— begin DATA ROWS —

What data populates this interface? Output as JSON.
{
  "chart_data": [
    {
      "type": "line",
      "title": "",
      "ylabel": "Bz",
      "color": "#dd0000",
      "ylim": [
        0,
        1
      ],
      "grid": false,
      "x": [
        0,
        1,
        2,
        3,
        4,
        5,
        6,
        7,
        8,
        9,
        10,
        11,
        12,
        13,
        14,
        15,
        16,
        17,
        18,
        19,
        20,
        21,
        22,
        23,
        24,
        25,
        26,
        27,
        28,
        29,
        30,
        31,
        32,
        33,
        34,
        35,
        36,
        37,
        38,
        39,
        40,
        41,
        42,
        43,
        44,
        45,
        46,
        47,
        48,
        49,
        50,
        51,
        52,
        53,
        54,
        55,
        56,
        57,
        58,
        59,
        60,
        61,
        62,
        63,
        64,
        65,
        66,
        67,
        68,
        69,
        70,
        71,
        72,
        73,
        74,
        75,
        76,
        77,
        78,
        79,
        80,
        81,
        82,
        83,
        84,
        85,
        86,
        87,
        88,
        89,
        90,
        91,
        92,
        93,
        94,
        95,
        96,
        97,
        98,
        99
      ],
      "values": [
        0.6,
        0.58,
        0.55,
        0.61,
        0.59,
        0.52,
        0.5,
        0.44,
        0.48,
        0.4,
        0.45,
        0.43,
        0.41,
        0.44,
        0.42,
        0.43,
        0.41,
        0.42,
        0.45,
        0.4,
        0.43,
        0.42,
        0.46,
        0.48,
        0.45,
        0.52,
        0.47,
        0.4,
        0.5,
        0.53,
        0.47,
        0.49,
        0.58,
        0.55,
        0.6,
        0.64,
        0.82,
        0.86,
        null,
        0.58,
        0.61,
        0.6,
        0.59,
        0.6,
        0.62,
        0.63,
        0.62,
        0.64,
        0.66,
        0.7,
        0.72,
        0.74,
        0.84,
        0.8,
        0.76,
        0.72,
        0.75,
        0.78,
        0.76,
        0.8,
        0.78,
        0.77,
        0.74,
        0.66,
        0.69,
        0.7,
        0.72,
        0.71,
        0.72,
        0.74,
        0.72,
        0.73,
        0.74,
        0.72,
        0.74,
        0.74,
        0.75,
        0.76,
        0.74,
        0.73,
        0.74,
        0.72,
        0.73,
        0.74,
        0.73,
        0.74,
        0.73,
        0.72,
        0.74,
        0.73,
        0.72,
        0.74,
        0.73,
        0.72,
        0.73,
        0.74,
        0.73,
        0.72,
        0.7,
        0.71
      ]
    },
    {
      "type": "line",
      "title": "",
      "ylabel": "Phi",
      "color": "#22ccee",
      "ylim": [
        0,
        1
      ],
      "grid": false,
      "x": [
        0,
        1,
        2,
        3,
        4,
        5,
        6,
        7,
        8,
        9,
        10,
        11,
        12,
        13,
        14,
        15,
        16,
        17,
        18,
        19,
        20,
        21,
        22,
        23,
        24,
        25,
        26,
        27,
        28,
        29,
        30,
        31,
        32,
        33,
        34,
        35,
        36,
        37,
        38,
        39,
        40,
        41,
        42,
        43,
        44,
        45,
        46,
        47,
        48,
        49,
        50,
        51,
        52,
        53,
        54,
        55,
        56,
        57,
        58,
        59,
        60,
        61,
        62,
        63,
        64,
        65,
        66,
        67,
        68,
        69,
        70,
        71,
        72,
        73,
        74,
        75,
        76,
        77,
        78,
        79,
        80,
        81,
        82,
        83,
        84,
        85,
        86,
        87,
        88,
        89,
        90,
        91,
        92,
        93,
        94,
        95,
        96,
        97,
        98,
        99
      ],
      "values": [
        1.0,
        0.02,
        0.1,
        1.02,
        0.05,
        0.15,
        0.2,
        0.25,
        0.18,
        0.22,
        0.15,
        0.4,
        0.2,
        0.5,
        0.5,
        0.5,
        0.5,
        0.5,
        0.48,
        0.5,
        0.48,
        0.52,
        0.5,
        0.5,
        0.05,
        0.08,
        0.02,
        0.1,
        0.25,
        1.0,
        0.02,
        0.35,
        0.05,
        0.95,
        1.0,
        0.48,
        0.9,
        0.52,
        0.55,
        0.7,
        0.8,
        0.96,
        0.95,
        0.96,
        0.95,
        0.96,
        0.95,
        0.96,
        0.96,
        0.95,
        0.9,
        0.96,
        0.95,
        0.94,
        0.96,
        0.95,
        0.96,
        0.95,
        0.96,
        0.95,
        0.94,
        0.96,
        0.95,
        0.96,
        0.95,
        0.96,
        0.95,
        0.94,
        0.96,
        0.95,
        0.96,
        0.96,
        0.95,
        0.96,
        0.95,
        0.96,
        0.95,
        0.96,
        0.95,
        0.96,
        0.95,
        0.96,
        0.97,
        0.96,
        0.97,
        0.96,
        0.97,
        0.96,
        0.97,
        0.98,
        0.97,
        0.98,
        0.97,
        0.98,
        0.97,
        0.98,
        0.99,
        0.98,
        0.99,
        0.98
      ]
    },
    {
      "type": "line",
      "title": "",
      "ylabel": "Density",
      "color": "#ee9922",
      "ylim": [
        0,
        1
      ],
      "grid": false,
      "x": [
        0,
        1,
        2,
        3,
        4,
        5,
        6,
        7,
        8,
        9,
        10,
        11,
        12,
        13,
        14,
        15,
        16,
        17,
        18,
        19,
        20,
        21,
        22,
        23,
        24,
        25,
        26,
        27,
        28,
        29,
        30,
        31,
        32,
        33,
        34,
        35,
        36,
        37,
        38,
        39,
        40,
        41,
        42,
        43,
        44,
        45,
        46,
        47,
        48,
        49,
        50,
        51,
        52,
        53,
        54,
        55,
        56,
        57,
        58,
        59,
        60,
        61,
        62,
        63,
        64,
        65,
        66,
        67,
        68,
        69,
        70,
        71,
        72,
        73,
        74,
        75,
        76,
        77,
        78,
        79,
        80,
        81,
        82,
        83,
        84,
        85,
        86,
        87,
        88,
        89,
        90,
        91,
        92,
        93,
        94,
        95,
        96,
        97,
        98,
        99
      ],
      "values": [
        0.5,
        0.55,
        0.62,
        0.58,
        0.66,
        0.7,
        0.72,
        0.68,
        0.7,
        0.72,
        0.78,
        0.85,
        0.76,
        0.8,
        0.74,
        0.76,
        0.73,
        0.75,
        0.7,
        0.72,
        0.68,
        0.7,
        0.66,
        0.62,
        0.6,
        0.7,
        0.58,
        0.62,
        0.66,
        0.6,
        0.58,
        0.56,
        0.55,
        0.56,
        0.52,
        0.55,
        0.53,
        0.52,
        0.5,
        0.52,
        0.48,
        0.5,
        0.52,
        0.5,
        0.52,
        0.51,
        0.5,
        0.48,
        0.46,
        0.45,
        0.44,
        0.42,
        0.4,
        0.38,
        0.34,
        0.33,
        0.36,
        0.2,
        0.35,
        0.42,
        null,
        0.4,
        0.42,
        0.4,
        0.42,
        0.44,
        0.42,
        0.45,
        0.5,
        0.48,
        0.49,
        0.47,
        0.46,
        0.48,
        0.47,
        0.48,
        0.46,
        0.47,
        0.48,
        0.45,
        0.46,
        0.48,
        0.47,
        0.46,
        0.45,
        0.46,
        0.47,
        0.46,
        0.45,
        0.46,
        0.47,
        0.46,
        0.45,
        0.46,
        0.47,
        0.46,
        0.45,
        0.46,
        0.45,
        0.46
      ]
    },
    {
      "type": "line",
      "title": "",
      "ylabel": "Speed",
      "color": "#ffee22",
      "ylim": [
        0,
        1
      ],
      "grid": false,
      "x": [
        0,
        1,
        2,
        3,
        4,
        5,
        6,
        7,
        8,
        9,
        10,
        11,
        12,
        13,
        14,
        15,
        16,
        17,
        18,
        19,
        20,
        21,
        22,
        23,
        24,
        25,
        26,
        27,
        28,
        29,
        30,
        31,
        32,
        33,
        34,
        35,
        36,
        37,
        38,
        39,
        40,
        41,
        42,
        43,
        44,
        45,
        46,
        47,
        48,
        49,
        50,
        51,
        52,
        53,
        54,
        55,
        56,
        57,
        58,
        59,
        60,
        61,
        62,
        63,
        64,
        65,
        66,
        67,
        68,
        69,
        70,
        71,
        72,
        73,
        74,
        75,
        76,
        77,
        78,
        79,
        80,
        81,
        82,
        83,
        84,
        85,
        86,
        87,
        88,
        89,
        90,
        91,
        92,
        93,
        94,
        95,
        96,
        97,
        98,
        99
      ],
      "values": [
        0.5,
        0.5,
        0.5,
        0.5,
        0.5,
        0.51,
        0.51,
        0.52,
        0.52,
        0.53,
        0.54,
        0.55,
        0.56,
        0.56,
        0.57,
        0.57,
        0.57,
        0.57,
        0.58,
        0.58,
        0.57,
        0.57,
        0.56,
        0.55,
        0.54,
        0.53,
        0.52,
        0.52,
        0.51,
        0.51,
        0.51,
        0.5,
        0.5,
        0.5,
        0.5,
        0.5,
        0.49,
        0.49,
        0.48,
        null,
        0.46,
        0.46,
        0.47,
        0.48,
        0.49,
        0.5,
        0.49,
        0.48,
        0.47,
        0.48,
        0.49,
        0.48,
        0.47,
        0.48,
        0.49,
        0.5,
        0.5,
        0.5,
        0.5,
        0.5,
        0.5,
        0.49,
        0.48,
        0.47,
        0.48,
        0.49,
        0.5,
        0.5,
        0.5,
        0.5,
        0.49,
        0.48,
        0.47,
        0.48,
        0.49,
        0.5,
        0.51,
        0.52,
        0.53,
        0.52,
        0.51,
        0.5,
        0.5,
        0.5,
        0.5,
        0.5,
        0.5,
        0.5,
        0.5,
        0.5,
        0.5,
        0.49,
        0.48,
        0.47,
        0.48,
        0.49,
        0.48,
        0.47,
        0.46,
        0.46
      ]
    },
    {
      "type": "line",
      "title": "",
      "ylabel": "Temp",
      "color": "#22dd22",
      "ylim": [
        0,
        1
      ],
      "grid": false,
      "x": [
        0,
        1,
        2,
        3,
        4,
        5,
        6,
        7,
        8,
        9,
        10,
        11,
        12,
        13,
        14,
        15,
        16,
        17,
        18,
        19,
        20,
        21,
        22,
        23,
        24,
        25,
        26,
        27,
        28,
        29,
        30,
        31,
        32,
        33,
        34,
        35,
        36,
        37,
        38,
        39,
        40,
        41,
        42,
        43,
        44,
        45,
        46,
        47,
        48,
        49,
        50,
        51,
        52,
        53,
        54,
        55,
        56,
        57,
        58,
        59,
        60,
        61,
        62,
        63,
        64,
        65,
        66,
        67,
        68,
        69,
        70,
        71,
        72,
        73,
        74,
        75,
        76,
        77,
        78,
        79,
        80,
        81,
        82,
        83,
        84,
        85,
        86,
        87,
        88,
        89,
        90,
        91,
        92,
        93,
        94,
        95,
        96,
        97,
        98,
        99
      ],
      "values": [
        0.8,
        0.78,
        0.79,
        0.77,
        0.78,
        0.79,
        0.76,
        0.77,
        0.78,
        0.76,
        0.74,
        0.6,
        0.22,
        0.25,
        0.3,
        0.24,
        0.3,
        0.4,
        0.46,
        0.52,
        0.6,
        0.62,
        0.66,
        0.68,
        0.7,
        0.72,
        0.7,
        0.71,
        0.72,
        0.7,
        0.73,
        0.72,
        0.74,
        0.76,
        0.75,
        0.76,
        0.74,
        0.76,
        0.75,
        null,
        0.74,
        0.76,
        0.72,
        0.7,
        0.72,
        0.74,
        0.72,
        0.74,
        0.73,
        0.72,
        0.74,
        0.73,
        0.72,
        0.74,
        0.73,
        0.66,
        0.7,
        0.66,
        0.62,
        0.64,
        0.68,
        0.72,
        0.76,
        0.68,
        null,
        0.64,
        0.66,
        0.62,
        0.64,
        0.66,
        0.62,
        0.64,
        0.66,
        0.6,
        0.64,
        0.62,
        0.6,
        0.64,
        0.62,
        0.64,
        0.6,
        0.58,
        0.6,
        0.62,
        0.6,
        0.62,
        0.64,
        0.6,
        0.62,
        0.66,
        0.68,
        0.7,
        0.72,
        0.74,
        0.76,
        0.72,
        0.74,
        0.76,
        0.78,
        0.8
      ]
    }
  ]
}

— end DATA ROWS —

▶ _WRITTEN INSTRUCTION_: Every line containing the string "color" must be listed.

▶ _RESPONSE TO THE TASK_:
      "color": "#dd0000",
      "color": "#22ccee",
      "color": "#ee9922",
      "color": "#ffee22",
      "color": "#22dd22",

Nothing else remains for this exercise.